Copy all lines that contain the word "用方框中所给词语的适当形式填空".

------ Records for this task

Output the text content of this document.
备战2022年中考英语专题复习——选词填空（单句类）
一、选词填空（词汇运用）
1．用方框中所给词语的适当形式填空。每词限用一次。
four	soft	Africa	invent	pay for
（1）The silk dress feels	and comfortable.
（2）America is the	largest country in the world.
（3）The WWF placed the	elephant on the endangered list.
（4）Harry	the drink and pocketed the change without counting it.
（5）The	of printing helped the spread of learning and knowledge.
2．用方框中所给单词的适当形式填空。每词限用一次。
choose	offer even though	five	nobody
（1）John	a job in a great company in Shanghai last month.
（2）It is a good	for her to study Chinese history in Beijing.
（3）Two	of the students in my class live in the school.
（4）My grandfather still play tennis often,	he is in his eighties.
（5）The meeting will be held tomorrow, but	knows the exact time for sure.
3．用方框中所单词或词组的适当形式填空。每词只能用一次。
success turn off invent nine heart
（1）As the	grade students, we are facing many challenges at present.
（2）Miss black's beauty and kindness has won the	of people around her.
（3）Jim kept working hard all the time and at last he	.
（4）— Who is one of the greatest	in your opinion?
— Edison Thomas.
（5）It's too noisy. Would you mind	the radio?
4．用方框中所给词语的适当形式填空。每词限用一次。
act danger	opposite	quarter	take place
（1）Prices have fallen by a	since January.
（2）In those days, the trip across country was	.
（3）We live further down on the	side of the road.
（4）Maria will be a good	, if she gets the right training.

------------

**Result of this exercise:**
1．用方框中所给词语的适当形式填空。每词限用一次。
4．用方框中所给词语的适当形式填空。每词限用一次。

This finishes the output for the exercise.